Goal of the exercise:
Show every line containing "再成放大的虚像" by copying it.
★ ★ ★
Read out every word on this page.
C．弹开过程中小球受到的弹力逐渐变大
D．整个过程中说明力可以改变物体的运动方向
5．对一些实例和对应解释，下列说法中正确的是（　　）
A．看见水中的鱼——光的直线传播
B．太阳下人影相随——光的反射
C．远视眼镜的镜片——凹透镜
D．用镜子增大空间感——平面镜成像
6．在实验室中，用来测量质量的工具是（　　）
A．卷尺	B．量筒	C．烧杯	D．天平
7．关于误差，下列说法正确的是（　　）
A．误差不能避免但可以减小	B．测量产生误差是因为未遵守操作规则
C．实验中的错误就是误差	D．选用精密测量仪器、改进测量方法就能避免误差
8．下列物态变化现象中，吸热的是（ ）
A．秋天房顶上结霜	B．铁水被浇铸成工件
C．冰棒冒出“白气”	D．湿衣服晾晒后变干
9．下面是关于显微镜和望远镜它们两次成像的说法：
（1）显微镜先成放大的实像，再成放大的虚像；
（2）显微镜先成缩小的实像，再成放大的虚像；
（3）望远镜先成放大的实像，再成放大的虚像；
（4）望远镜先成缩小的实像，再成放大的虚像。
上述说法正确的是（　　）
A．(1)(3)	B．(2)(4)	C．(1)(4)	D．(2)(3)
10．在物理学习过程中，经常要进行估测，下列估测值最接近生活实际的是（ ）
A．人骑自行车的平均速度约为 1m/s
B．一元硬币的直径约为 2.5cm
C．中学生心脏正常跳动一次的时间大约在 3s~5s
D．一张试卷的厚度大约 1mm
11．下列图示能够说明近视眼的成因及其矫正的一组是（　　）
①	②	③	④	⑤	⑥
★ ★ ★
Response for this exercise:
（1）显微镜先成放大的实像，再成放大的虚像；
（2）显微镜先成缩小的实像，再成放大的虚像；
（3）望远镜先成放大的实像，再成放大的虚像；
（4）望远镜先成缩小的实像，再成放大的虚像。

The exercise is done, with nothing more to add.